> _Task requirements_: Write out the material exactly, without any of its pictures.
---------- Records to use ----------
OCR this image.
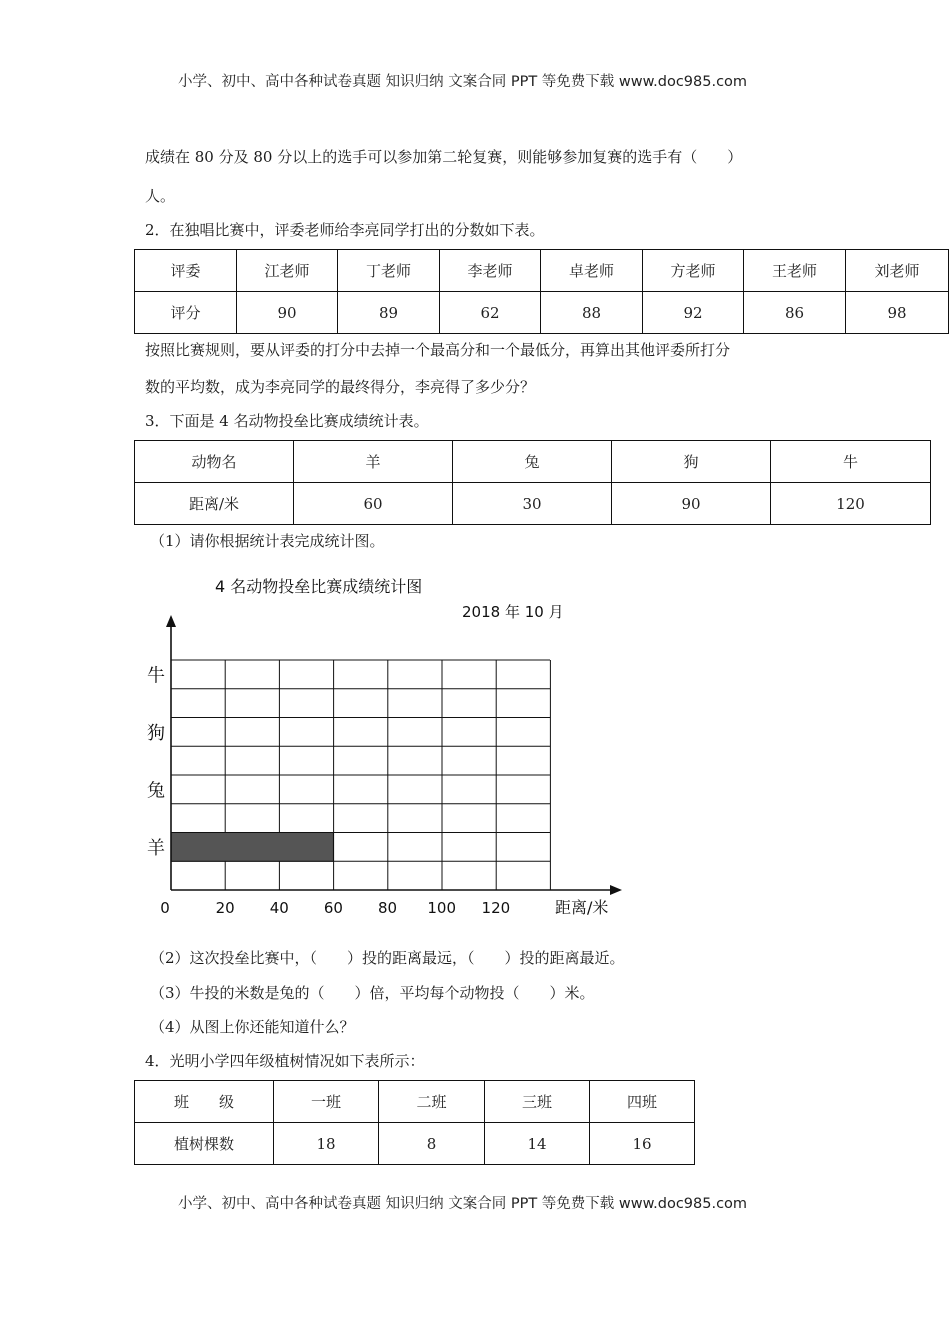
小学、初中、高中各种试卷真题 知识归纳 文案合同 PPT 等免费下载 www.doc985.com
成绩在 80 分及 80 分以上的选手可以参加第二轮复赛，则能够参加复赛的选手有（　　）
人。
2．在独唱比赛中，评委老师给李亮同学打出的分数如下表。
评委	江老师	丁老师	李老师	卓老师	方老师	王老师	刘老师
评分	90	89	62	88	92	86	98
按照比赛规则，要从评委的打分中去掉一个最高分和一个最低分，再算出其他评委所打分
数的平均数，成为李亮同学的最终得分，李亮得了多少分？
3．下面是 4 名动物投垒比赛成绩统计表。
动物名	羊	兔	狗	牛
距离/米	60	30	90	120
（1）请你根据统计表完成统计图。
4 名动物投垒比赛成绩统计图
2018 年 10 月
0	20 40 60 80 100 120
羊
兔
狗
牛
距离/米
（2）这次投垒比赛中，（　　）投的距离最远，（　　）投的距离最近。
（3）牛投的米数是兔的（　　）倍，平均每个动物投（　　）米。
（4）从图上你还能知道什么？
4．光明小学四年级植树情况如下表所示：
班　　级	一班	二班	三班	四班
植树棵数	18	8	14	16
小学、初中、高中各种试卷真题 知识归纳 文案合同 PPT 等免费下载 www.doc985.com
----------
> _Solution for this exercise_:
OCR this image.
小学、初中、高中各种试卷真题 知识归纳 文案合同 PPT 等免费下载 www.doc985.com
成绩在 80 分及 80 分以上的选手可以参加第二轮复赛，则能够参加复赛的选手有（　　）
人。
2．在独唱比赛中，评委老师给李亮同学打出的分数如下表。
评委	江老师	丁老师	李老师	卓老师	方老师	王老师	刘老师
评分	90	89	62	88	92	86	98
按照比赛规则，要从评委的打分中去掉一个最高分和一个最低分，再算出其他评委所打分
数的平均数，成为李亮同学的最终得分，李亮得了多少分？
3．下面是 4 名动物投垒比赛成绩统计表。
动物名	羊	兔	狗	牛
距离/米	60	30	90	120
（1）请你根据统计表完成统计图。
4 名动物投垒比赛成绩统计图
2018 年 10 月
0	20 40 60 80 100 120
羊
兔
狗
牛
距离/米
（2）这次投垒比赛中，（　　）投的距离最远，（　　）投的距离最近。
（3）牛投的米数是兔的（　　）倍，平均每个动物投（　　）米。
（4）从图上你还能知道什么？
4．光明小学四年级植树情况如下表所示：
班　　级	一班	二班	三班	四班
植树棵数	18	8	14	16
小学、初中、高中各种试卷真题 知识归纳 文案合同 PPT 等免费下载 www.doc985.com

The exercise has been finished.